STATED EXERCISE> Can you transcribe the data exactly? Leave the pictures out.
::: ENTRIES SUPPLIED :::
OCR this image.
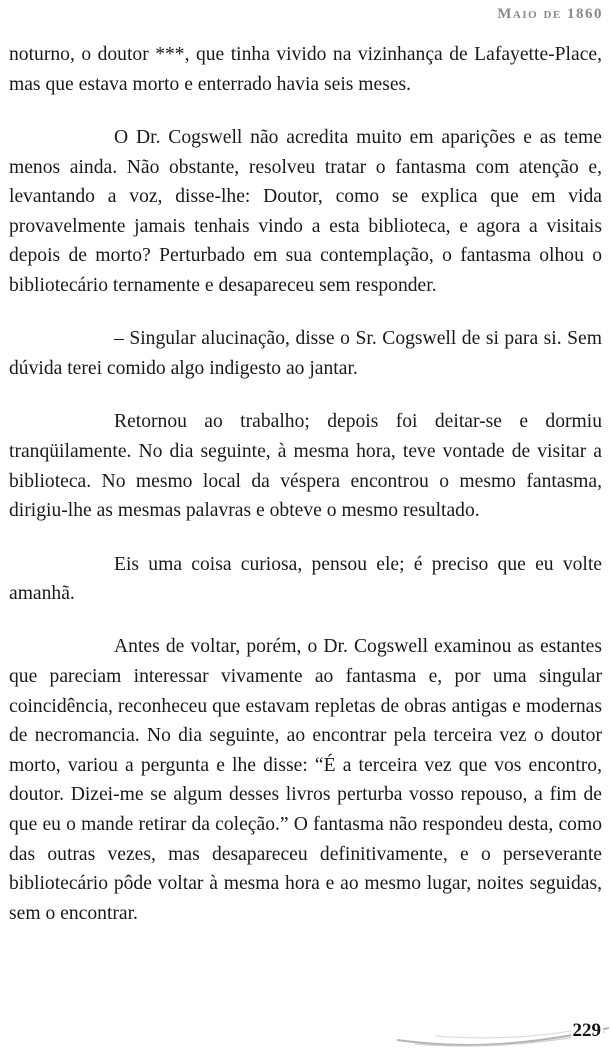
Maio de 1860

noturno, o doutor ***, que tinha vivido na vizinhança de Lafayette-Place, mas que estava morto e enterrado havia seis meses.

O Dr. Cogswell não acredita muito em aparições e as teme menos ainda. Não obstante, resolveu tratar o fantasma com atenção e, levantando a voz, disse-lhe: Doutor, como se explica que em vida provavelmente jamais tenhais vindo a esta biblioteca, e agora a visitais depois de morto? Perturbado em sua contemplação, o fantasma olhou o bibliotecário ternamente e desapareceu sem responder.

– Singular alucinação, disse o Sr. Cogswell de si para si. Sem dúvida terei comido algo indigesto ao jantar.

Retornou ao trabalho; depois foi deitar-se e dormiu tranqüilamente. No dia seguinte, à mesma hora, teve vontade de visitar a biblioteca. No mesmo local da véspera encontrou o mesmo fantasma, dirigiu-lhe as mesmas palavras e obteve o mesmo resultado.

Eis uma coisa curiosa, pensou ele; é preciso que eu volte amanhã.

Antes de voltar, porém, o Dr. Cogswell examinou as estantes que pareciam interessar vivamente ao fantasma e, por uma singular coincidência, reconheceu que estavam repletas de obras antigas e modernas de necromancia. No dia seguinte, ao encontrar pela terceira vez o doutor morto, variou a pergunta e lhe disse: “É a terceira vez que vos encontro, doutor. Dizei-me se algum desses livros perturba vosso repouso, a fim de que eu o mande retirar da coleção.” O fantasma não respondeu desta, como das outras vezes, mas desapareceu definitivamente, e o perseverante bibliotecário pôde voltar à mesma hora e ao mesmo lugar, noites seguidas, sem o encontrar.

229
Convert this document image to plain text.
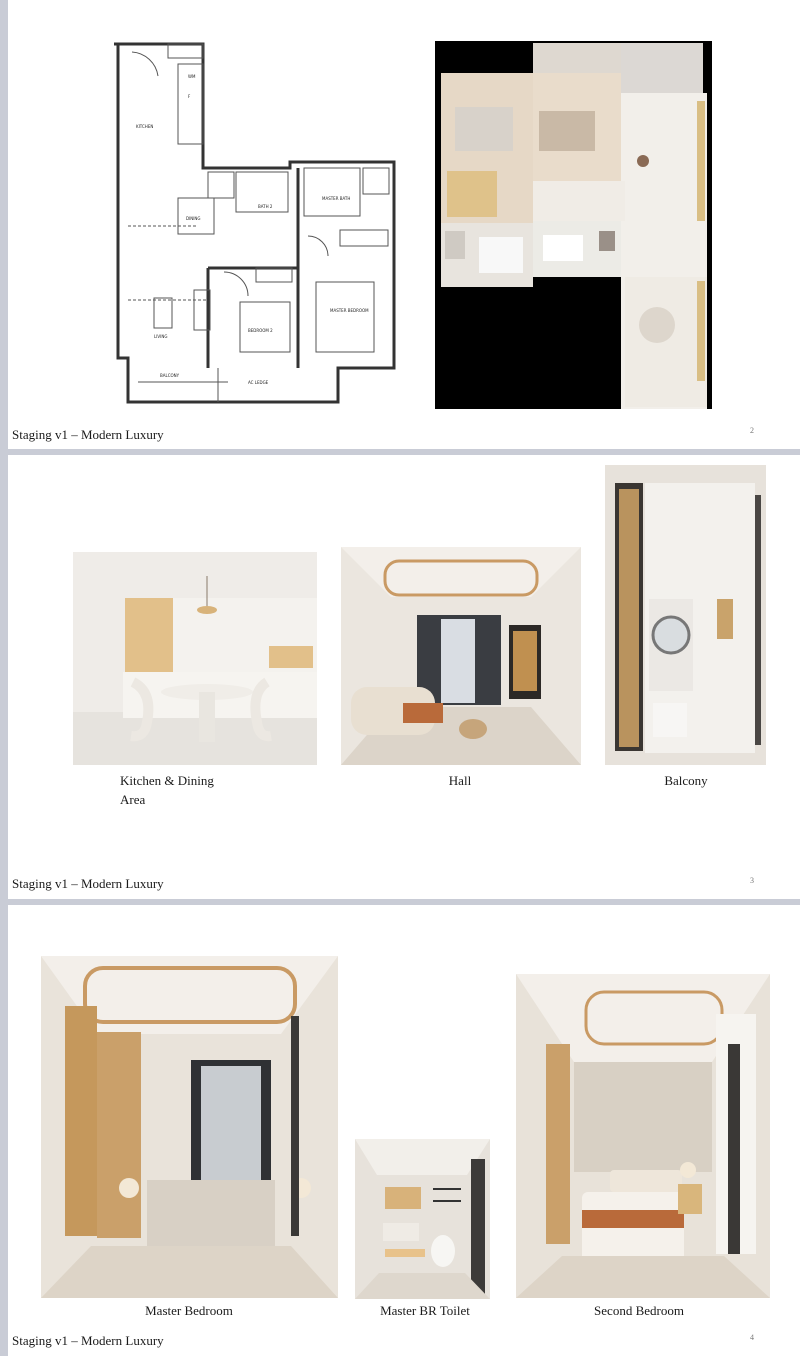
KITCHEN
DINING
BATH 2
MASTER BATH
LIVING
BEDROOM 2
MASTER BEDROOM
BALCONY
AC LEDGE
WM
F
Staging v1 – Modern Luxury	2
Kitchen & Dining Area
Hall	Balcony
Staging v1 – Modern Luxury	3
Master Bedroom	Master BR Toilet	Second Bedroom
Staging v1 – Modern Luxury	4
:::
FULL SOLUTION>
OCR this image.
Maio de 1860

noturno, o doutor ***, que tinha vivido na vizinhança de Lafayette-Place, mas que estava morto e enterrado havia seis meses.

O Dr. Cogswell não acredita muito em aparições e as teme menos ainda. Não obstante, resolveu tratar o fantasma com atenção e, levantando a voz, disse-lhe: Doutor, como se explica que em vida provavelmente jamais tenhais vindo a esta biblioteca, e agora a visitais depois de morto? Perturbado em sua contemplação, o fantasma olhou o bibliotecário ternamente e desapareceu sem responder.

– Singular alucinação, disse o Sr. Cogswell de si para si. Sem dúvida terei comido algo indigesto ao jantar.

Retornou ao trabalho; depois foi deitar-se e dormiu tranqüilamente. No dia seguinte, à mesma hora, teve vontade de visitar a biblioteca. No mesmo local da véspera encontrou o mesmo fantasma, dirigiu-lhe as mesmas palavras e obteve o mesmo resultado.

Eis uma coisa curiosa, pensou ele; é preciso que eu volte amanhã.

Antes de voltar, porém, o Dr. Cogswell examinou as estantes que pareciam interessar vivamente ao fantasma e, por uma singular coincidência, reconheceu que estavam repletas de obras antigas e modernas de necromancia. No dia seguinte, ao encontrar pela terceira vez o doutor morto, variou a pergunta e lhe disse: “É a terceira vez que vos encontro, doutor. Dizei-me se algum desses livros perturba vosso repouso, a fim de que eu o mande retirar da coleção.” O fantasma não respondeu desta, como das outras vezes, mas desapareceu definitivamente, e o perseverante bibliotecário pôde voltar à mesma hora e ao mesmo lugar, noites seguidas, sem o encontrar.

229
Convert this document image to plain text.
KITCHEN
DINING
BATH 2
MASTER BATH
LIVING
BEDROOM 2
MASTER BEDROOM
BALCONY
AC LEDGE
WM
F
Staging v1 – Modern Luxury	2
Kitchen & Dining Area
Hall	Balcony
Staging v1 – Modern Luxury	3
Master Bedroom	Master BR Toilet	Second Bedroom
Staging v1 – Modern Luxury	4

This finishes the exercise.